▶ **Exercise directions**: Set down every entry again exactly as it stands below.

Stored data:
--- --- ---

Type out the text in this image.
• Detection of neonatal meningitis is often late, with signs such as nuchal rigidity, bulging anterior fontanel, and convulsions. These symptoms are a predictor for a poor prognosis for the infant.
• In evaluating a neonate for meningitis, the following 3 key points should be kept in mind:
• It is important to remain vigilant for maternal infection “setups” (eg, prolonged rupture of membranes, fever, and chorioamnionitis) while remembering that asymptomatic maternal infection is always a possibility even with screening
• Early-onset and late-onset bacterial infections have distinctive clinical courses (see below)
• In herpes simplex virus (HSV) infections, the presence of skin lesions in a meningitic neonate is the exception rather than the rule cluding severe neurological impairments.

--- --- ---

▶ **Written answer**:
Type out the text in this image.
• Detection of neonatal meningitis is often late, with signs such as nuchal rigidity, bulging anterior fontanel, and convulsions. These symptoms are a predictor for a poor prognosis for the infant.
• In evaluating a neonate for meningitis, the following 3 key points should be kept in mind:
• It is important to remain vigilant for maternal infection “setups” (eg, prolonged rupture of membranes, fever, and chorioamnionitis) while remembering that asymptomatic maternal infection is always a possibility even with screening
• Early-onset and late-onset bacterial infections have distinctive clinical courses (see below)
• In herpes simplex virus (HSV) infections, the presence of skin lesions in a meningitic neonate is the exception rather than the rule cluding severe neurological impairments.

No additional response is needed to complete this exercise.